= RECORDS FOR THIS EXERCISE =
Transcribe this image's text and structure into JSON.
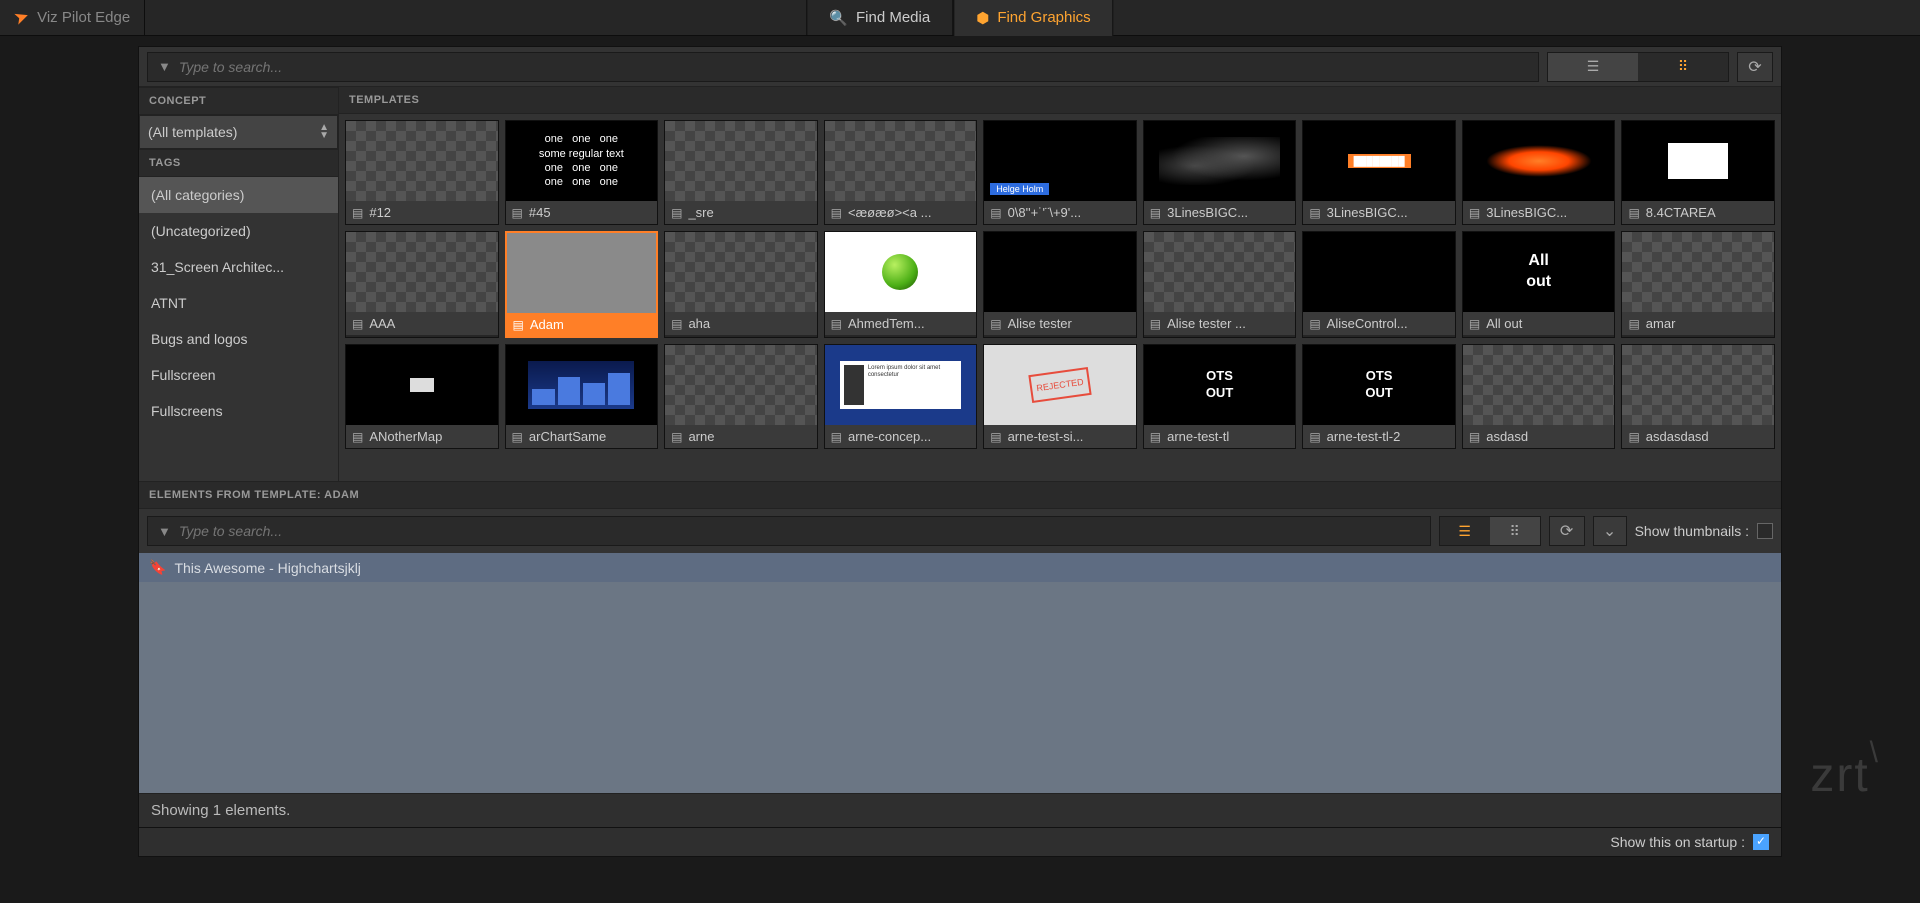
{
  "app_title": "Viz Pilot Edge",
  "tabs": {
    "media": "Find Media",
    "graphics": "Find Graphics"
  },
  "search": {
    "placeholder": "Type to search..."
  },
  "sidebar": {
    "concept_header": "CONCEPT",
    "concept_value": "(All templates)",
    "tags_header": "TAGS",
    "tags": [
      "(All categories)",
      "(Uncategorized)",
      "31_Screen Architec...",
      "ATNT",
      "Bugs and logos",
      "Fullscreen",
      "Fullscreens"
    ]
  },
  "templates_header": "TEMPLATES",
  "templates": [
    {
      "label": "#12",
      "thumb": "checker"
    },
    {
      "label": "#45",
      "thumb": "text45"
    },
    {
      "label": "_sre",
      "thumb": "checker"
    },
    {
      "label": "<æøæø><a ...",
      "thumb": "checker"
    },
    {
      "label": "0\\8''+˙'¨\\+9'...",
      "thumb": "helge"
    },
    {
      "label": "3LinesBIGC...",
      "thumb": "smoke"
    },
    {
      "label": "3LinesBIGC...",
      "thumb": "orangebar"
    },
    {
      "label": "3LinesBIGC...",
      "thumb": "orangefire"
    },
    {
      "label": "8.4CTAREA",
      "thumb": "ctarea"
    },
    {
      "label": "AAA",
      "thumb": "checker"
    },
    {
      "label": "Adam",
      "thumb": "grey",
      "selected": true
    },
    {
      "label": "aha",
      "thumb": "checker"
    },
    {
      "label": "AhmedTem...",
      "thumb": "sphere"
    },
    {
      "label": "Alise tester",
      "thumb": "black"
    },
    {
      "label": "Alise tester ...",
      "thumb": "checker"
    },
    {
      "label": "AliseControl...",
      "thumb": "black"
    },
    {
      "label": "All out",
      "thumb": "allout"
    },
    {
      "label": "amar",
      "thumb": "checker"
    },
    {
      "label": "ANotherMap",
      "thumb": "map"
    },
    {
      "label": "arChartSame",
      "thumb": "bluechart"
    },
    {
      "label": "arne",
      "thumb": "checker"
    },
    {
      "label": "arne-concep...",
      "thumb": "bluecard"
    },
    {
      "label": "arne-test-si...",
      "thumb": "stamp"
    },
    {
      "label": "arne-test-tl",
      "thumb": "otsout"
    },
    {
      "label": "arne-test-tl-2",
      "thumb": "otsout"
    },
    {
      "label": "asdasd",
      "thumb": "checker"
    },
    {
      "label": "asdasdasd",
      "thumb": "checker"
    }
  ],
  "elements": {
    "header": "ELEMENTS FROM TEMPLATE: ADAM",
    "search_placeholder": "Type to search...",
    "show_thumbnails": "Show thumbnails :",
    "items": [
      "This Awesome - Highchartsjklj"
    ]
  },
  "status": "Showing 1 elements.",
  "startup_label": "Show this on startup :",
  "watermark": "zrt"
}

= TASK PROMPT =
Copy every line of the data exactly as written, excluding the pictures.

= TASK RESPONSE =
Transcribe this image's text and structure into JSON.
{
  "app_title": "Viz Pilot Edge",
  "tabs": {
    "media": "Find Media",
    "graphics": "Find Graphics"
  },
  "search": {
    "placeholder": "Type to search..."
  },
  "sidebar": {
    "concept_header": "CONCEPT",
    "concept_value": "(All templates)",
    "tags_header": "TAGS",
    "tags": [
      "(All categories)",
      "(Uncategorized)",
      "31_Screen Architec...",
      "ATNT",
      "Bugs and logos",
      "Fullscreen",
      "Fullscreens"
    ]
  },
  "templates_header": "TEMPLATES",
  "templates": [
    {
      "label": "#12",
      "thumb": "checker"
    },
    {
      "label": "#45",
      "thumb": "text45"
    },
    {
      "label": "_sre",
      "thumb": "checker"
    },
    {
      "label": "<æøæø><a ...",
      "thumb": "checker"
    },
    {
      "label": "0\\8''+˙'¨\\+9'...",
      "thumb": "helge"
    },
    {
      "label": "3LinesBIGC...",
      "thumb": "smoke"
    },
    {
      "label": "3LinesBIGC...",
      "thumb": "orangebar"
    },
    {
      "label": "3LinesBIGC...",
      "thumb": "orangefire"
    },
    {
      "label": "8.4CTAREA",
      "thumb": "ctarea"
    },
    {
      "label": "AAA",
      "thumb": "checker"
    },
    {
      "label": "Adam",
      "thumb": "grey",
      "selected": true
    },
    {
      "label": "aha",
      "thumb": "checker"
    },
    {
      "label": "AhmedTem...",
      "thumb": "sphere"
    },
    {
      "label": "Alise tester",
      "thumb": "black"
    },
    {
      "label": "Alise tester ...",
      "thumb": "checker"
    },
    {
      "label": "AliseControl...",
      "thumb": "black"
    },
    {
      "label": "All out",
      "thumb": "allout"
    },
    {
      "label": "amar",
      "thumb": "checker"
    },
    {
      "label": "ANotherMap",
      "thumb": "map"
    },
    {
      "label": "arChartSame",
      "thumb": "bluechart"
    },
    {
      "label": "arne",
      "thumb": "checker"
    },
    {
      "label": "arne-concep...",
      "thumb": "bluecard"
    },
    {
      "label": "arne-test-si...",
      "thumb": "stamp"
    },
    {
      "label": "arne-test-tl",
      "thumb": "otsout"
    },
    {
      "label": "arne-test-tl-2",
      "thumb": "otsout"
    },
    {
      "label": "asdasd",
      "thumb": "checker"
    },
    {
      "label": "asdasdasd",
      "thumb": "checker"
    }
  ],
  "elements": {
    "header": "ELEMENTS FROM TEMPLATE: ADAM",
    "search_placeholder": "Type to search...",
    "show_thumbnails": "Show thumbnails :",
    "items": [
      "This Awesome - Highchartsjklj"
    ]
  },
  "status": "Showing 1 elements.",
  "startup_label": "Show this on startup :",
  "watermark": "zrt"
}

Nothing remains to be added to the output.